• GIVEN TASK
Each line that follows should be printed again exactly as it stands.

• MATERIALS PROVIDED
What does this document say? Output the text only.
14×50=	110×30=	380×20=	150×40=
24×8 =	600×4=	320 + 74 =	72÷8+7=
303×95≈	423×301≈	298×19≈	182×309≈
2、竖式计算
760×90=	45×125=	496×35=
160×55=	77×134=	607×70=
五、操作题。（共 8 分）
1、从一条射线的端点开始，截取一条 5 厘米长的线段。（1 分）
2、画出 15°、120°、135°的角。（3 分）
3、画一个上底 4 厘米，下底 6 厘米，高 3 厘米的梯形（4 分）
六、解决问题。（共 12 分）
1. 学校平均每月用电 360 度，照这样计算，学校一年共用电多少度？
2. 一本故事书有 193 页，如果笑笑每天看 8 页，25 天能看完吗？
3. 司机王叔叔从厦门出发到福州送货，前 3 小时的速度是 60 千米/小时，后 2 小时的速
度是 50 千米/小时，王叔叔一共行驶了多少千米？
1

• RESPONSE
What does this document say? Output the text only.
14×50=	110×30=	380×20=	150×40=
24×8 =	600×4=	320 + 74 =	72÷8+7=
303×95≈	423×301≈	298×19≈	182×309≈
2、竖式计算
760×90=	45×125=	496×35=
160×55=	77×134=	607×70=
五、操作题。（共 8 分）
1、从一条射线的端点开始，截取一条 5 厘米长的线段。（1 分）
2、画出 15°、120°、135°的角。（3 分）
3、画一个上底 4 厘米，下底 6 厘米，高 3 厘米的梯形（4 分）
六、解决问题。（共 12 分）
1. 学校平均每月用电 360 度，照这样计算，学校一年共用电多少度？
2. 一本故事书有 193 页，如果笑笑每天看 8 页，25 天能看完吗？
3. 司机王叔叔从厦门出发到福州送货，前 3 小时的速度是 60 千米/小时，后 2 小时的速
度是 50 千米/小时，王叔叔一共行驶了多少千米？
1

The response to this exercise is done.